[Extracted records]
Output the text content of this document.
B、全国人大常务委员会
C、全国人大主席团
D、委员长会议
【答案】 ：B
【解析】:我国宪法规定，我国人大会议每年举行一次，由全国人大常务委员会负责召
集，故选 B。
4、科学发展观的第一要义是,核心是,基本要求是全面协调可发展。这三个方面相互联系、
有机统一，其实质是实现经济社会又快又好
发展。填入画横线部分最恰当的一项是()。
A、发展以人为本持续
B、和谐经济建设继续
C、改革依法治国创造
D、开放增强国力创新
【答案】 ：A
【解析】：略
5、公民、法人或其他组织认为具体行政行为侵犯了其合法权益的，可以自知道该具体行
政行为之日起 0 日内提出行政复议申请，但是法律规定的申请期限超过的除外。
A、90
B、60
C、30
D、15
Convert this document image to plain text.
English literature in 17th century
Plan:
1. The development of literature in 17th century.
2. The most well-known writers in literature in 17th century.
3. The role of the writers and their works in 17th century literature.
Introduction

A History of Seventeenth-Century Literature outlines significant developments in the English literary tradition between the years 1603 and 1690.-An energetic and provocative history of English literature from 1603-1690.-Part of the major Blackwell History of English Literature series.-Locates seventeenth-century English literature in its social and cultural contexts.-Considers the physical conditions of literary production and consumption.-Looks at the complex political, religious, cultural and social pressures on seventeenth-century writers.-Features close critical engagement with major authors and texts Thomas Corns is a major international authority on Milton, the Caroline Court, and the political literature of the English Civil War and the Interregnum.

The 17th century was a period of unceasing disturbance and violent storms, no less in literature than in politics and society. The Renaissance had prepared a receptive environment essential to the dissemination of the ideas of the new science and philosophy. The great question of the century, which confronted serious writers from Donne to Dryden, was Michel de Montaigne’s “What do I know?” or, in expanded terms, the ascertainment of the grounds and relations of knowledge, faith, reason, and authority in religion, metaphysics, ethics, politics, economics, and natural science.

---

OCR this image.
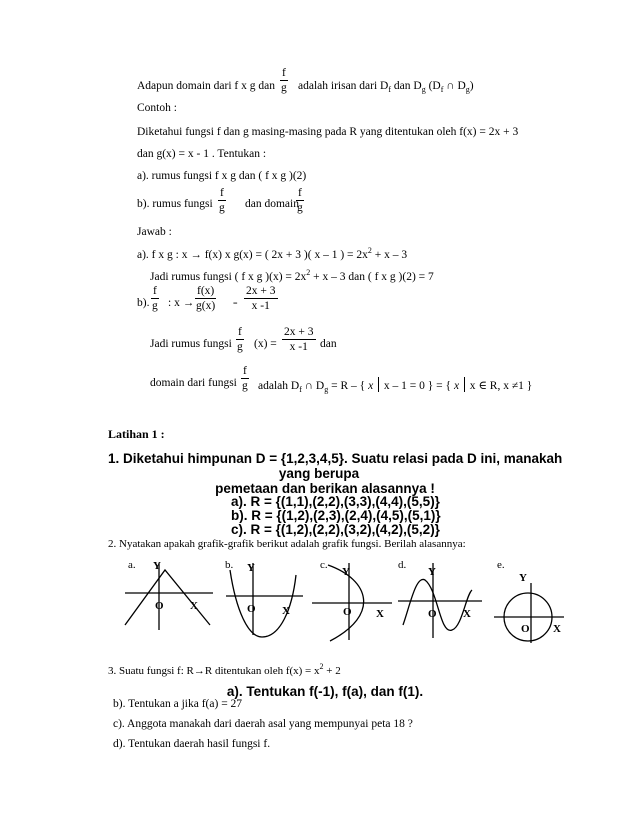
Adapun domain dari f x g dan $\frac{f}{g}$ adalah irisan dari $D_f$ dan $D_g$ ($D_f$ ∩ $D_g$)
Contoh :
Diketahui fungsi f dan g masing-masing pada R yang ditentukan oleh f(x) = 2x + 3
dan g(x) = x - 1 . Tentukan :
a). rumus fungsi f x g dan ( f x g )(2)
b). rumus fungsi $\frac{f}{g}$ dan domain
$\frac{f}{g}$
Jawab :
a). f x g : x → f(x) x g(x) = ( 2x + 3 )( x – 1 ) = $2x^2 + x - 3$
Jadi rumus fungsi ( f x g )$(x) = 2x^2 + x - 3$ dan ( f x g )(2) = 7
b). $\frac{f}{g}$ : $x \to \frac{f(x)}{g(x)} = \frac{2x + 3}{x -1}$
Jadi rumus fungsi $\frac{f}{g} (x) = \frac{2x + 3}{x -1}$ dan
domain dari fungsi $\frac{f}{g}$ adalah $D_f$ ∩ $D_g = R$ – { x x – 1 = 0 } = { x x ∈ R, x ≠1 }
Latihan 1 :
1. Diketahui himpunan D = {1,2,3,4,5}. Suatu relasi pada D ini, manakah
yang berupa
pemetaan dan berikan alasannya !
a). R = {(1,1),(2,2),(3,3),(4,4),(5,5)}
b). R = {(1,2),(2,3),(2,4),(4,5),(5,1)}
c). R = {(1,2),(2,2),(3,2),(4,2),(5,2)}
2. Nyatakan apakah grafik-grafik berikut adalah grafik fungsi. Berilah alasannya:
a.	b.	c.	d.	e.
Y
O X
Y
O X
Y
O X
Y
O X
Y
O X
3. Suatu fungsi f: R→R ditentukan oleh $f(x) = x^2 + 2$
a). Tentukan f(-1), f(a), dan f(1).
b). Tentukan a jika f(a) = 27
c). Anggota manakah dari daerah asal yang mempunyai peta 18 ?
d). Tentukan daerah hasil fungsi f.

> _Given instruction_
Supply the count of lines in the entries that contain the word "pada", and nothing besides.

> _Exercise response_
2